* [Exercise data]:
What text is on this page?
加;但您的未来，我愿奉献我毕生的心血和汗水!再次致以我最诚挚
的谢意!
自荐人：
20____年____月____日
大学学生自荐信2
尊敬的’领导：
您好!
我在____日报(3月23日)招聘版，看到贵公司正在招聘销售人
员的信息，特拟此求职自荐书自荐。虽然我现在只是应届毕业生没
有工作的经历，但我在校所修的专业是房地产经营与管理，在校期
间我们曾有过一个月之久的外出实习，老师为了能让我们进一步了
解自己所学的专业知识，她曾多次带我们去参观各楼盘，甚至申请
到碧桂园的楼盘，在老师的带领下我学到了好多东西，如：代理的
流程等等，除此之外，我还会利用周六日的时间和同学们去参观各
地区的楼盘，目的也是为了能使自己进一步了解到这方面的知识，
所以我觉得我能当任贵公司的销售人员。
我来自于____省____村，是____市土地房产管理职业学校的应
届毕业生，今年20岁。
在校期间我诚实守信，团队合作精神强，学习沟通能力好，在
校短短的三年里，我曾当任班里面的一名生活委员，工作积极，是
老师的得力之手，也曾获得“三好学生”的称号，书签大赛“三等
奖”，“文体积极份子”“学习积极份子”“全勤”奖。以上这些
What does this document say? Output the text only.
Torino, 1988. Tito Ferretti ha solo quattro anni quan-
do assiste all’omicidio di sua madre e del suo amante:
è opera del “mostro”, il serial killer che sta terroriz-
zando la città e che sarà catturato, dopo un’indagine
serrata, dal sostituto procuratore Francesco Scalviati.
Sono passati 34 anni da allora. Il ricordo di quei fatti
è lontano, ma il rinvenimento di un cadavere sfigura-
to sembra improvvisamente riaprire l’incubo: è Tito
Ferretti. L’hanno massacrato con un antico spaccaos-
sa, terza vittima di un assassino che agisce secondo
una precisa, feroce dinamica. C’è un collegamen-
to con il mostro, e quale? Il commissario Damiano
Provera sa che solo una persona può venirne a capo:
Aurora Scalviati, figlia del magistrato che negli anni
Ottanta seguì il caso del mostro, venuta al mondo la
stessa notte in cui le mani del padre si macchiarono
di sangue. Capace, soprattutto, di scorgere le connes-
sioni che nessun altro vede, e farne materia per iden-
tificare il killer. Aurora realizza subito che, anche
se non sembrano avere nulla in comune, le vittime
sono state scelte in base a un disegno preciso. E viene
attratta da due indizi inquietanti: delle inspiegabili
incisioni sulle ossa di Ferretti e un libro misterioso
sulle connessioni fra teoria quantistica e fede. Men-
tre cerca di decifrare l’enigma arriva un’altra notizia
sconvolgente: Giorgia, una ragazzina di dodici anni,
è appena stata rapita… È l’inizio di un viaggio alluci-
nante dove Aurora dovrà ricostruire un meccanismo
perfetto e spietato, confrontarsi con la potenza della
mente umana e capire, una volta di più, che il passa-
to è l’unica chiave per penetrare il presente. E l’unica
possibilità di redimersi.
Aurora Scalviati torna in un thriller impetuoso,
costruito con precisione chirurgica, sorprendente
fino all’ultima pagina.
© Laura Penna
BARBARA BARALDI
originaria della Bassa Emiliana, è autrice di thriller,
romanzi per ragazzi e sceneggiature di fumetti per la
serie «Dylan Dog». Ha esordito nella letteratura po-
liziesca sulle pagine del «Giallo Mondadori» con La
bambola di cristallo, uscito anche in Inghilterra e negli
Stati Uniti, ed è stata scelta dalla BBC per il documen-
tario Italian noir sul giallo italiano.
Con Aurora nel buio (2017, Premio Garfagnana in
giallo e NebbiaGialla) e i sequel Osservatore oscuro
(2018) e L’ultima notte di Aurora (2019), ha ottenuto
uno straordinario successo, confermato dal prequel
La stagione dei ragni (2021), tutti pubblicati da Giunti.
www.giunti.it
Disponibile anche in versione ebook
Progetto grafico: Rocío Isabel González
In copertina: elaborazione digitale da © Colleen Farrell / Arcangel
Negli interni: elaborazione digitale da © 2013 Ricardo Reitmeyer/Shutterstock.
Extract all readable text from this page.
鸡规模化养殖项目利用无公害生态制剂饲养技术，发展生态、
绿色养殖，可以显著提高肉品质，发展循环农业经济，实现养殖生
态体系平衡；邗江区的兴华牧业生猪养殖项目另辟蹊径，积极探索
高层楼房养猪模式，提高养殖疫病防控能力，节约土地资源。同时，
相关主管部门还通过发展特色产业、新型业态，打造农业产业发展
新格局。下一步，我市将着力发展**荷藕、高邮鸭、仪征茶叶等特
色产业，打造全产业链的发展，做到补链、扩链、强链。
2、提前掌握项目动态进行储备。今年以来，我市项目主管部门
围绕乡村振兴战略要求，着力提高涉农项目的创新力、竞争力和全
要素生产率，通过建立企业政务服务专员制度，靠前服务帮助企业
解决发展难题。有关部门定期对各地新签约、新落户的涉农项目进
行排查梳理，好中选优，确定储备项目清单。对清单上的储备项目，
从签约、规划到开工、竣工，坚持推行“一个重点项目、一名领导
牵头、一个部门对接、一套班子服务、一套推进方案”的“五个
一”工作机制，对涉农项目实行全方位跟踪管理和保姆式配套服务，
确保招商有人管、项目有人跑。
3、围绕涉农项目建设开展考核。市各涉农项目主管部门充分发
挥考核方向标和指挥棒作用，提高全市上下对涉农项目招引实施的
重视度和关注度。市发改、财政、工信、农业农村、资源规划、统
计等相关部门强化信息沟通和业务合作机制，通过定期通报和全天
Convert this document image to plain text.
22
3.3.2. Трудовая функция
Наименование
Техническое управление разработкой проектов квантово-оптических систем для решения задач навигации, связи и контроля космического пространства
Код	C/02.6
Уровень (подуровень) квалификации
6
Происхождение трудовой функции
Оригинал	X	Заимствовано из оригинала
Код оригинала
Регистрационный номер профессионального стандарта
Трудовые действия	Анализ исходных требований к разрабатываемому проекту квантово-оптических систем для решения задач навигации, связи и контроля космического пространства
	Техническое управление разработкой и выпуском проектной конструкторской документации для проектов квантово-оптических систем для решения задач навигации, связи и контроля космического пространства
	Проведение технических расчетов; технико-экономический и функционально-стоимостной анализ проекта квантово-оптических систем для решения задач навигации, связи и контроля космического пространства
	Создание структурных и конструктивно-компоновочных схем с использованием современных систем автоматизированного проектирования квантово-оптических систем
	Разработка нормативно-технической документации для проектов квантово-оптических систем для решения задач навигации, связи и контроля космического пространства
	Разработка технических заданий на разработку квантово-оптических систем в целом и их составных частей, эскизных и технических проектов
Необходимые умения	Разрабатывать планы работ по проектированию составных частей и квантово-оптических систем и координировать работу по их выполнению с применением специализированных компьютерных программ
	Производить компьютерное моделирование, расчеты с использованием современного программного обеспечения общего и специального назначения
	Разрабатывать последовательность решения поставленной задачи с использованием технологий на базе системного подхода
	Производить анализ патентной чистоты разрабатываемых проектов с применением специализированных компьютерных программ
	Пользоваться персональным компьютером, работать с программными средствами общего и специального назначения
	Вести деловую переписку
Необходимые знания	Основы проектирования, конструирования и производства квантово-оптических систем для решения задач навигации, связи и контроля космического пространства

* [What is being asked]:
From the entries above, return each line with the word "ultima" in it.

* [Answer]:
fino all’ultima pagina.
(2018) e L’ultima notte di Aurora (2019), ha ottenuto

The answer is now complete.